### Required work
Take each line containing "Name" and report it exactly as written.
-- START --
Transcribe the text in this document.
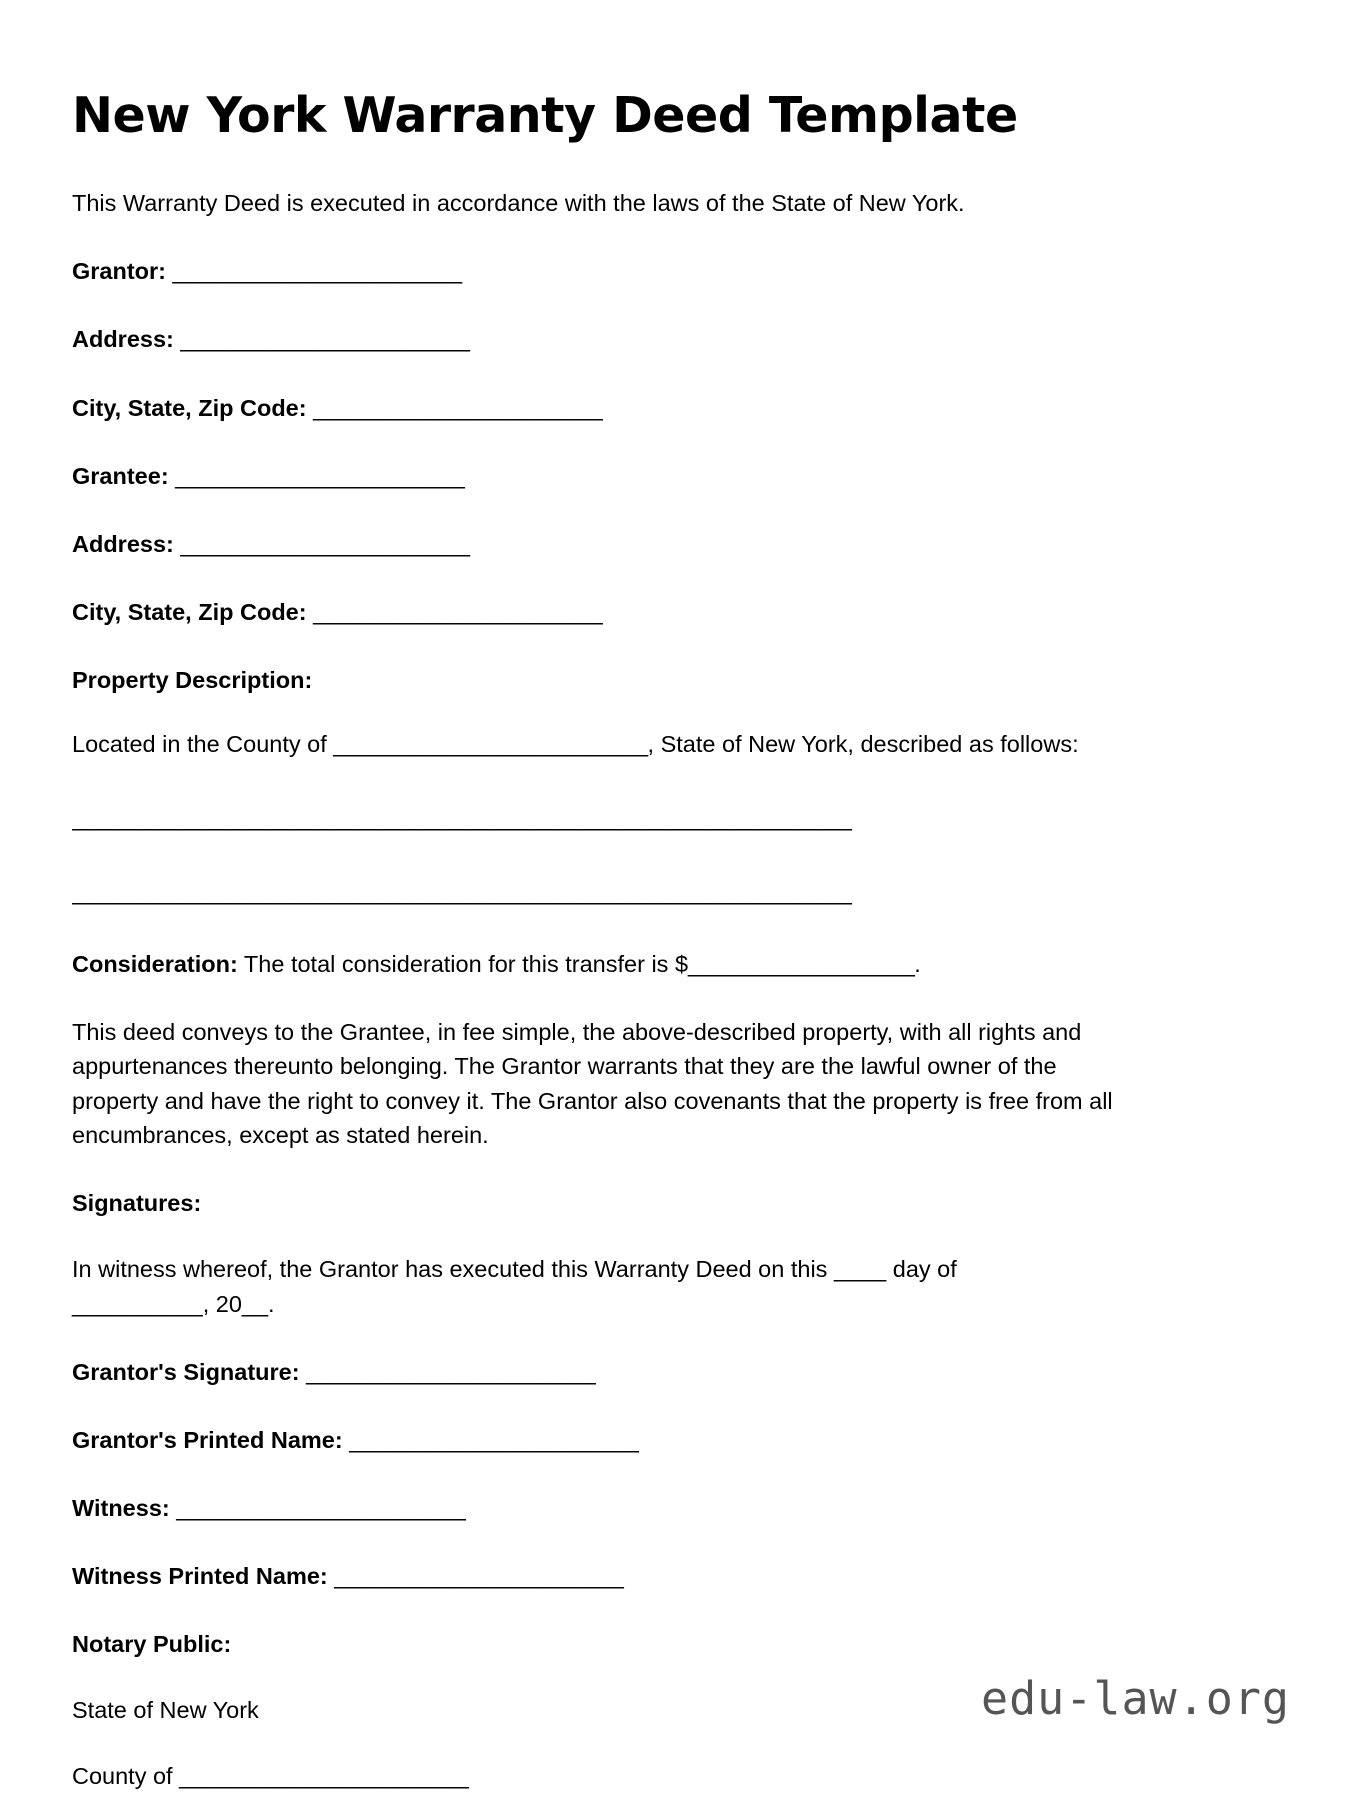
New York Warranty Deed Template

This Warranty Deed is executed in accordance with the laws of the State of New York.

Grantor: _______________________

Address: _______________________

City, State, Zip Code: _______________________

Grantee: _______________________

Address: _______________________

City, State, Zip Code: _______________________

Property Description:

Located in the County of _________________________, State of New York, described as follows:

______________________________________________________________

______________________________________________________________

Consideration: The total consideration for this transfer is $__________________.

This deed conveys to the Grantee, in fee simple, the above-described property, with all rights and appurtenances thereunto belonging. The Grantor warrants that they are the lawful owner of the property and have the right to convey it. The Grantor also covenants that the property is free from all encumbrances, except as stated herein.

Signatures:

In witness whereof, the Grantor has executed this Warranty Deed on this ____ day of __________, 20__.

Grantor's Signature: _______________________

Grantor's Printed Name: _______________________

Witness: _______________________

Witness Printed Name: _______________________

Notary Public:

State of New York

County of _______________________

edu-law.org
-- END --
### Response below
Grantor's Printed Name: _______________________
Witness Printed Name: _______________________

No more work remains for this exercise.